▸ **Required task**: Give only the number of lines where "seasonal" occurs.
§
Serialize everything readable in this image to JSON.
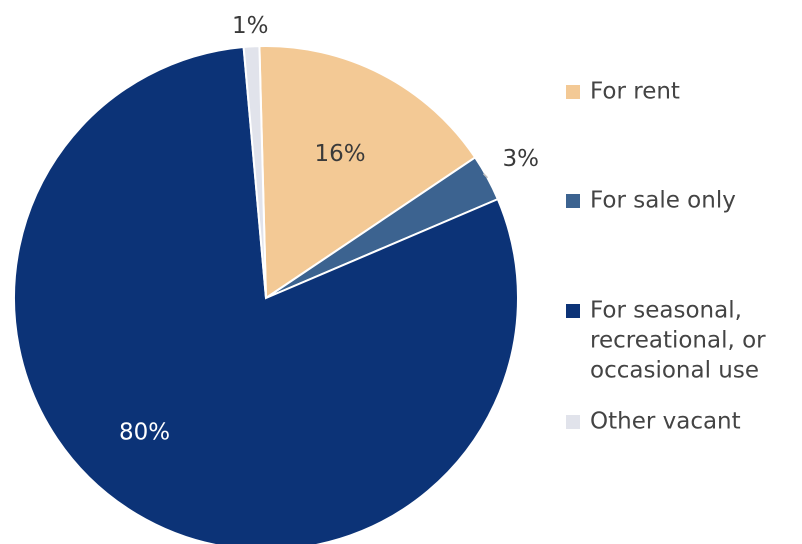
{
  "chart_data": {
    "type": "pie",
    "title": "",
    "start_angle_deg": -1.5,
    "direction": "clockwise",
    "slices": [
      {
        "label": "For rent",
        "value": 16,
        "display": "16%",
        "color": "#F3C995",
        "label_color": "#3a3a3a",
        "legend_lines": [
          "For rent"
        ]
      },
      {
        "label": "For sale only",
        "value": 3,
        "display": "3%",
        "color": "#3C6390",
        "label_color": "#3a3a3a",
        "legend_lines": [
          "For sale only"
        ]
      },
      {
        "label": "For seasonal, recreational, or occasional use",
        "value": 80,
        "display": "80%",
        "color": "#0C3377",
        "label_color": "#ffffff",
        "legend_lines": [
          "For seasonal,",
          "recreational, or",
          "occasional use"
        ]
      },
      {
        "label": "Other vacant",
        "value": 1,
        "display": "1%",
        "color": "#E1E3EB",
        "label_color": "#3a3a3a",
        "legend_lines": [
          "Other vacant"
        ]
      }
    ],
    "legend_position": "right"
  }
}
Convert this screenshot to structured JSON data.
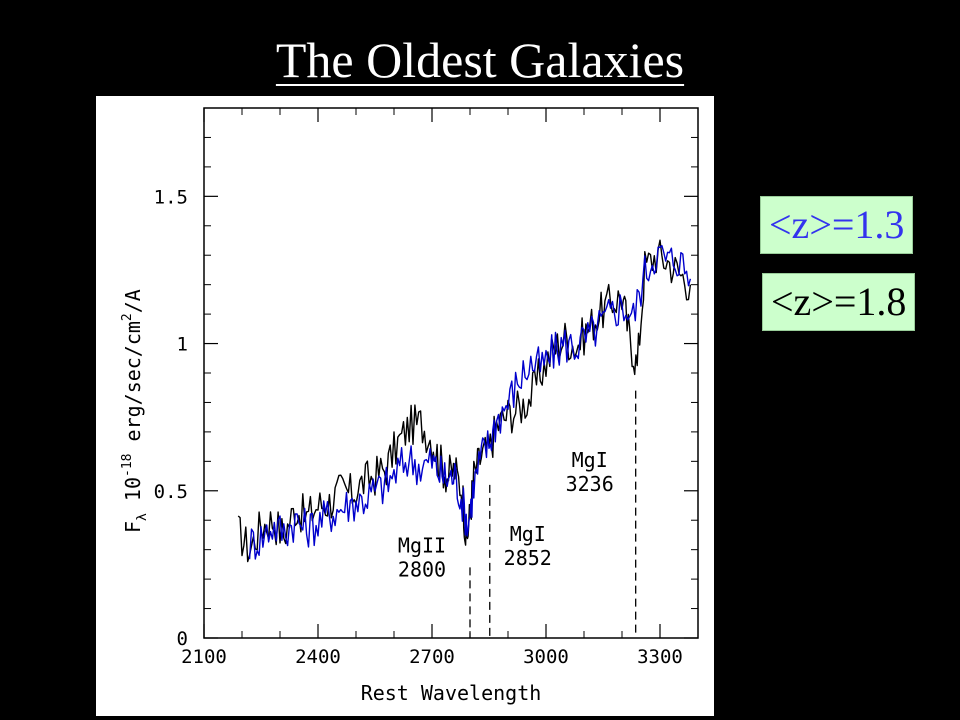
{
  "slide": {
    "title": "The Oldest Galaxies"
  },
  "legend": [
    {
      "label": "<z>=1.3",
      "color": "#3333ee"
    },
    {
      "label": "<z>=1.8",
      "color": "#000000"
    }
  ],
  "chart_data": {
    "type": "line",
    "xlabel": "Rest Wavelength",
    "ylabel_parts": {
      "flux": "F",
      "sub": "λ",
      "coef": "10",
      "exp": "-18",
      "unit": "erg/sec/cm",
      "unit_exp": "2",
      "unit_tail": "/A"
    },
    "xlim": [
      2100,
      3400
    ],
    "ylim": [
      0,
      1.8
    ],
    "x_ticks": [
      "2100",
      "2400",
      "2700",
      "3000",
      "3300"
    ],
    "y_ticks": [
      "0",
      "0.5",
      "1",
      "1.5"
    ],
    "series": [
      {
        "color": "#000000",
        "x": [
          2190,
          2220,
          2250,
          2280,
          2310,
          2340,
          2370,
          2400,
          2430,
          2460,
          2490,
          2520,
          2550,
          2580,
          2610,
          2640,
          2670,
          2700,
          2720,
          2740,
          2760,
          2780,
          2790,
          2800,
          2810,
          2830,
          2850,
          2870,
          2900,
          2930,
          2960,
          2990,
          3020,
          3050,
          3080,
          3110,
          3140,
          3170,
          3200,
          3220,
          3240,
          3260,
          3290,
          3320,
          3350,
          3380
        ],
        "y": [
          0.36,
          0.3,
          0.38,
          0.4,
          0.35,
          0.44,
          0.41,
          0.45,
          0.46,
          0.5,
          0.49,
          0.53,
          0.55,
          0.58,
          0.66,
          0.72,
          0.73,
          0.67,
          0.6,
          0.55,
          0.57,
          0.5,
          0.32,
          0.42,
          0.55,
          0.62,
          0.64,
          0.72,
          0.76,
          0.78,
          0.82,
          0.91,
          0.98,
          1.02,
          0.99,
          1.05,
          1.1,
          1.14,
          1.16,
          1.02,
          0.92,
          1.26,
          1.3,
          1.28,
          1.24,
          1.2
        ]
      },
      {
        "color": "#0000cc",
        "x": [
          2220,
          2250,
          2280,
          2310,
          2340,
          2370,
          2400,
          2430,
          2460,
          2490,
          2520,
          2550,
          2580,
          2610,
          2640,
          2670,
          2700,
          2720,
          2740,
          2760,
          2780,
          2795,
          2810,
          2830,
          2850,
          2870,
          2900,
          2930,
          2960,
          2990,
          3020,
          3050,
          3080,
          3110,
          3140,
          3170,
          3200,
          3230,
          3260,
          3290,
          3320,
          3350,
          3380
        ],
        "y": [
          0.32,
          0.34,
          0.38,
          0.36,
          0.4,
          0.37,
          0.39,
          0.42,
          0.44,
          0.46,
          0.47,
          0.5,
          0.52,
          0.57,
          0.61,
          0.58,
          0.6,
          0.56,
          0.54,
          0.55,
          0.46,
          0.38,
          0.52,
          0.62,
          0.66,
          0.74,
          0.8,
          0.88,
          0.93,
          0.92,
          0.97,
          1.0,
          0.99,
          1.02,
          1.06,
          1.1,
          1.13,
          1.09,
          1.24,
          1.31,
          1.28,
          1.29,
          1.22
        ]
      }
    ],
    "annotations": [
      {
        "lines": [
          "MgII",
          "2800"
        ],
        "x": 2800,
        "line_top_y": 0.24
      },
      {
        "lines": [
          "MgI",
          "2852"
        ],
        "x": 2852,
        "line_top_y": 0.52
      },
      {
        "lines": [
          "MgI",
          "3236"
        ],
        "x": 3236,
        "line_top_y": 0.84
      }
    ],
    "grid": false
  }
}
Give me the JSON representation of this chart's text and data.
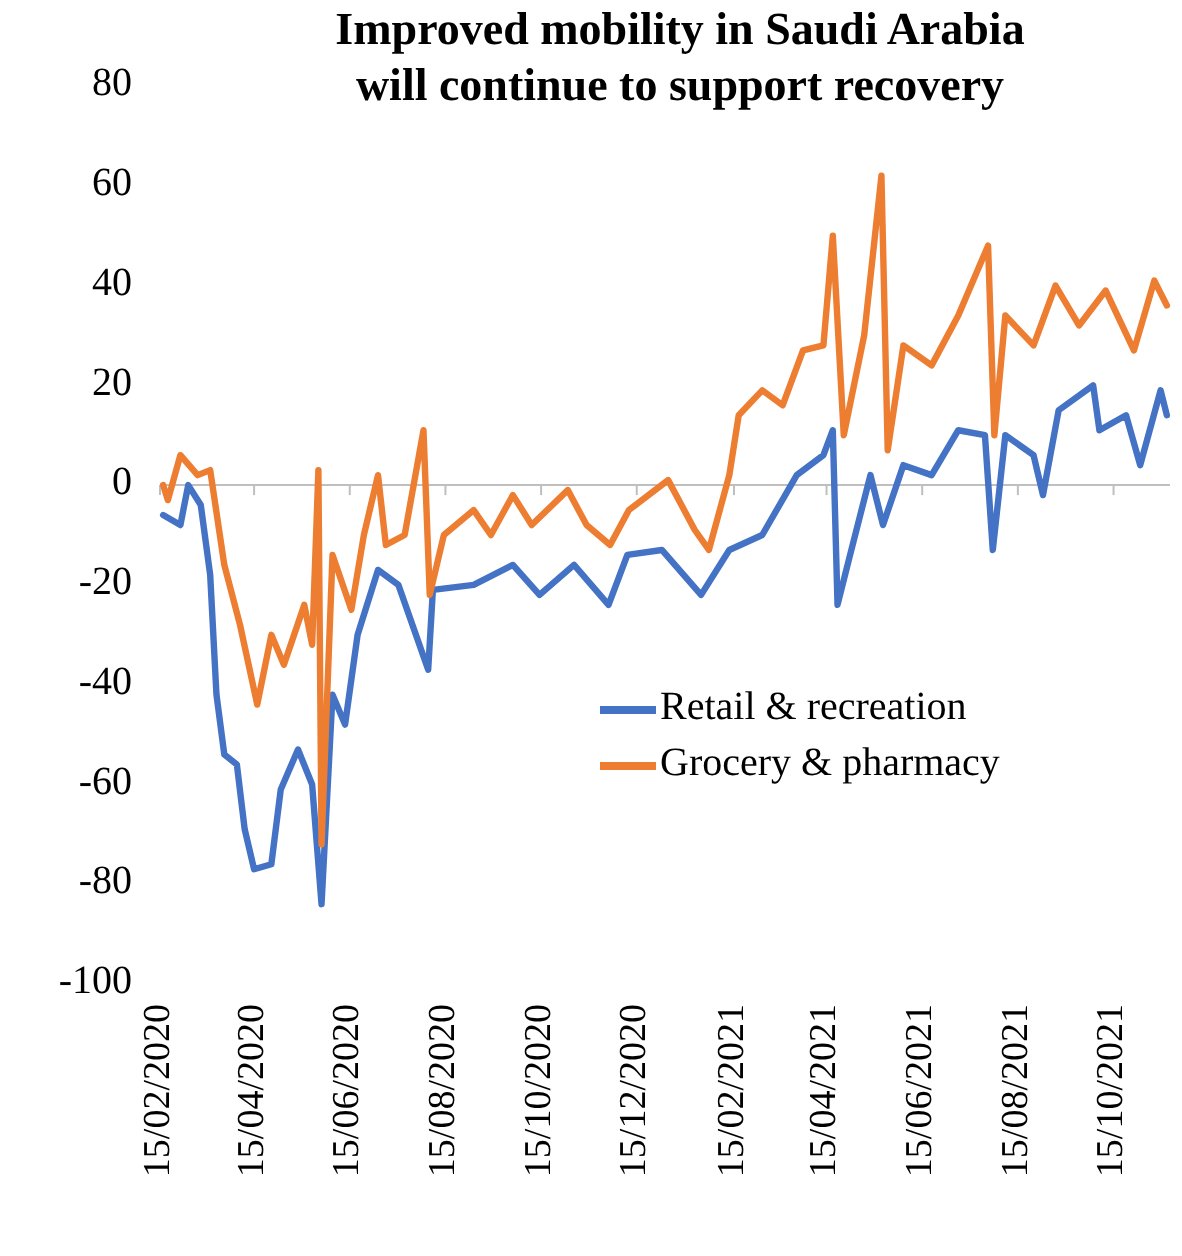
{
  "chart_data": {
    "type": "line",
    "title": "Improved mobility in Saudi Arabia\nwill continue to support recovery",
    "xlim": [
      "2020-02-15",
      "2021-11-20"
    ],
    "xticks": [
      {
        "value": "2020-02-15",
        "label": "15/02/2020"
      },
      {
        "value": "2020-04-15",
        "label": "15/04/2020"
      },
      {
        "value": "2020-06-15",
        "label": "15/06/2020"
      },
      {
        "value": "2020-08-15",
        "label": "15/08/2020"
      },
      {
        "value": "2020-10-15",
        "label": "15/10/2020"
      },
      {
        "value": "2020-12-15",
        "label": "15/12/2020"
      },
      {
        "value": "2021-02-15",
        "label": "15/02/2021"
      },
      {
        "value": "2021-04-15",
        "label": "15/04/2021"
      },
      {
        "value": "2021-06-15",
        "label": "15/06/2021"
      },
      {
        "value": "2021-08-15",
        "label": "15/08/2021"
      },
      {
        "value": "2021-10-15",
        "label": "15/10/2021"
      }
    ],
    "ylim": [
      -100,
      80
    ],
    "yticks": [
      -100,
      -80,
      -60,
      -40,
      -20,
      0,
      20,
      40,
      60,
      80
    ],
    "grid": false,
    "ref_lines": [
      {
        "axis": "y",
        "value": 0,
        "color": "#bfbfbf"
      }
    ],
    "legend": "right",
    "line_style": "solid",
    "marker": "none",
    "series": [
      {
        "name": "Retail & recreation",
        "color": "#4472c4",
        "x": [
          "2020-02-17",
          "2020-02-28",
          "2020-03-04",
          "2020-03-12",
          "2020-03-18",
          "2020-03-22",
          "2020-03-27",
          "2020-04-04",
          "2020-04-09",
          "2020-04-15",
          "2020-04-26",
          "2020-05-02",
          "2020-05-13",
          "2020-05-22",
          "2020-05-28",
          "2020-06-04",
          "2020-06-12",
          "2020-06-20",
          "2020-07-03",
          "2020-07-16",
          "2020-08-04",
          "2020-08-07",
          "2020-09-02",
          "2020-09-27",
          "2020-10-14",
          "2020-11-05",
          "2020-11-27",
          "2020-12-09",
          "2020-12-31",
          "2021-01-25",
          "2021-02-12",
          "2021-03-05",
          "2021-03-27",
          "2021-04-13",
          "2021-04-19",
          "2021-04-22",
          "2021-04-30",
          "2021-05-13",
          "2021-05-21",
          "2021-06-03",
          "2021-06-21",
          "2021-07-08",
          "2021-07-25",
          "2021-07-30",
          "2021-08-07",
          "2021-08-25",
          "2021-08-31",
          "2021-09-10",
          "2021-10-02",
          "2021-10-06",
          "2021-10-23",
          "2021-11-01",
          "2021-11-14",
          "2021-11-18"
        ],
        "values": [
          -6,
          -8,
          0,
          -4,
          -18,
          -42,
          -54,
          -56,
          -69,
          -77,
          -76,
          -61,
          -53,
          -60,
          -84,
          -42,
          -48,
          -30,
          -17,
          -20,
          -37,
          -21,
          -20,
          -16,
          -22,
          -16,
          -24,
          -14,
          -13,
          -22,
          -13,
          -10,
          2,
          6,
          11,
          -24,
          -14,
          2,
          -8,
          4,
          2,
          11,
          10,
          -13,
          10,
          6,
          -2,
          15,
          20,
          11,
          14,
          4,
          19,
          14
        ]
      },
      {
        "name": "Grocery & pharmacy",
        "color": "#ed7d31",
        "x": [
          "2020-02-17",
          "2020-02-20",
          "2020-02-28",
          "2020-03-10",
          "2020-03-18",
          "2020-03-27",
          "2020-04-06",
          "2020-04-17",
          "2020-04-26",
          "2020-05-04",
          "2020-05-17",
          "2020-05-22",
          "2020-05-26",
          "2020-05-28",
          "2020-06-04",
          "2020-06-16",
          "2020-06-24",
          "2020-07-03",
          "2020-07-08",
          "2020-07-20",
          "2020-08-01",
          "2020-08-05",
          "2020-08-14",
          "2020-09-02",
          "2020-09-13",
          "2020-09-27",
          "2020-10-09",
          "2020-11-01",
          "2020-11-13",
          "2020-11-28",
          "2020-12-10",
          "2021-01-04",
          "2021-01-21",
          "2021-01-30",
          "2021-02-12",
          "2021-02-18",
          "2021-03-05",
          "2021-03-18",
          "2021-03-31",
          "2021-04-13",
          "2021-04-19",
          "2021-04-26",
          "2021-05-09",
          "2021-05-20",
          "2021-05-24",
          "2021-06-03",
          "2021-06-21",
          "2021-07-08",
          "2021-07-27",
          "2021-07-31",
          "2021-08-07",
          "2021-08-25",
          "2021-09-08",
          "2021-09-23",
          "2021-10-10",
          "2021-10-28",
          "2021-11-10",
          "2021-11-18"
        ],
        "values": [
          0,
          -3,
          6,
          2,
          3,
          -16,
          -28,
          -44,
          -30,
          -36,
          -24,
          -32,
          3,
          -72,
          -14,
          -25,
          -10,
          2,
          -12,
          -10,
          11,
          -22,
          -10,
          -5,
          -10,
          -2,
          -8,
          -1,
          -8,
          -12,
          -5,
          1,
          -9,
          -13,
          2,
          14,
          19,
          16,
          27,
          28,
          50,
          10,
          30,
          62,
          7,
          28,
          24,
          34,
          48,
          10,
          34,
          28,
          40,
          32,
          39,
          27,
          41,
          36
        ]
      }
    ]
  }
}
§
▸ **Complete response**: 2